-- REQUIRED WORK --
Word for word, give the material below again, minus any images.
-- Start LISTING --
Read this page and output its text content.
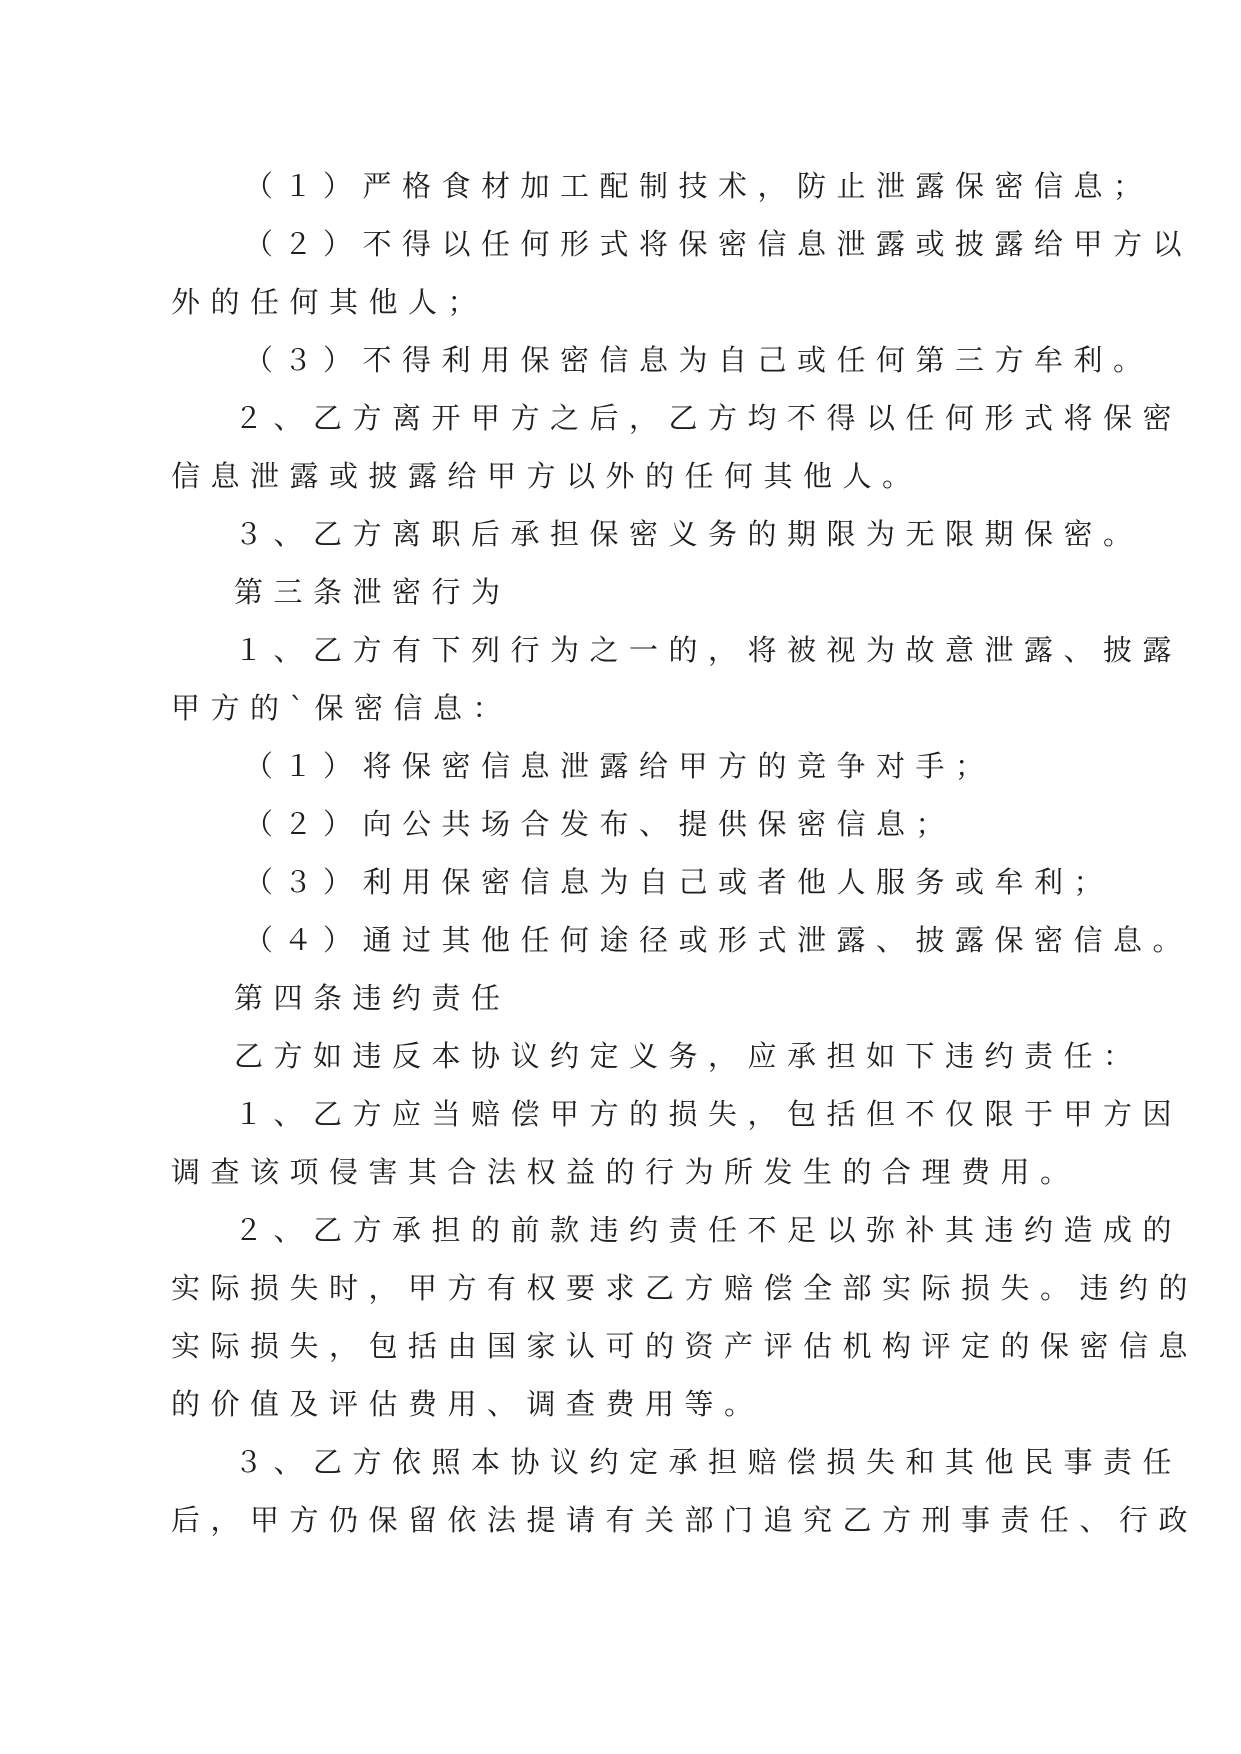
（１）严格食材加工配制技术，防止泄露保密信息；
（２）不得以任何形式将保密信息泄露或披露给甲方以
外的任何其他人；
（３）不得利用保密信息为自己或任何第三方牟利。
２、乙方离开甲方之后，乙方均不得以任何形式将保密
信息泄露或披露给甲方以外的任何其他人。
３、乙方离职后承担保密义务的期限为无限期保密。
第三条泄密行为
１、乙方有下列行为之一的，将被视为故意泄露、披露
甲方的`保密信息：
（１）将保密信息泄露给甲方的竞争对手；
（２）向公共场合发布、提供保密信息；
（３）利用保密信息为自己或者他人服务或牟利；
（４）通过其他任何途径或形式泄露、披露保密信息。
第四条违约责任
乙方如违反本协议约定义务，应承担如下违约责任：
１、乙方应当赔偿甲方的损失，包括但不仅限于甲方因
调查该项侵害其合法权益的行为所发生的合理费用。
２、乙方承担的前款违约责任不足以弥补其违约造成的
实际损失时，甲方有权要求乙方赔偿全部实际损失。违约的
实际损失，包括由国家认可的资产评估机构评定的保密信息
的价值及评估费用、调查费用等。
３、乙方依照本协议约定承担赔偿损失和其他民事责任
后，甲方仍保留依法提请有关部门追究乙方刑事责任、行政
-- End LISTING --
-- WRITTEN SOLUTION --
Read this page and output its text content.
（１）严格食材加工配制技术，防止泄露保密信息；
（２）不得以任何形式将保密信息泄露或披露给甲方以
外的任何其他人；
（３）不得利用保密信息为自己或任何第三方牟利。
２、乙方离开甲方之后，乙方均不得以任何形式将保密
信息泄露或披露给甲方以外的任何其他人。
３、乙方离职后承担保密义务的期限为无限期保密。
第三条泄密行为
１、乙方有下列行为之一的，将被视为故意泄露、披露
甲方的`保密信息：
（１）将保密信息泄露给甲方的竞争对手；
（２）向公共场合发布、提供保密信息；
（３）利用保密信息为自己或者他人服务或牟利；
（４）通过其他任何途径或形式泄露、披露保密信息。
第四条违约责任
乙方如违反本协议约定义务，应承担如下违约责任：
１、乙方应当赔偿甲方的损失，包括但不仅限于甲方因
调查该项侵害其合法权益的行为所发生的合理费用。
２、乙方承担的前款违约责任不足以弥补其违约造成的
实际损失时，甲方有权要求乙方赔偿全部实际损失。违约的
实际损失，包括由国家认可的资产评估机构评定的保密信息
的价值及评估费用、调查费用等。
３、乙方依照本协议约定承担赔偿损失和其他民事责任
后，甲方仍保留依法提请有关部门追究乙方刑事责任、行政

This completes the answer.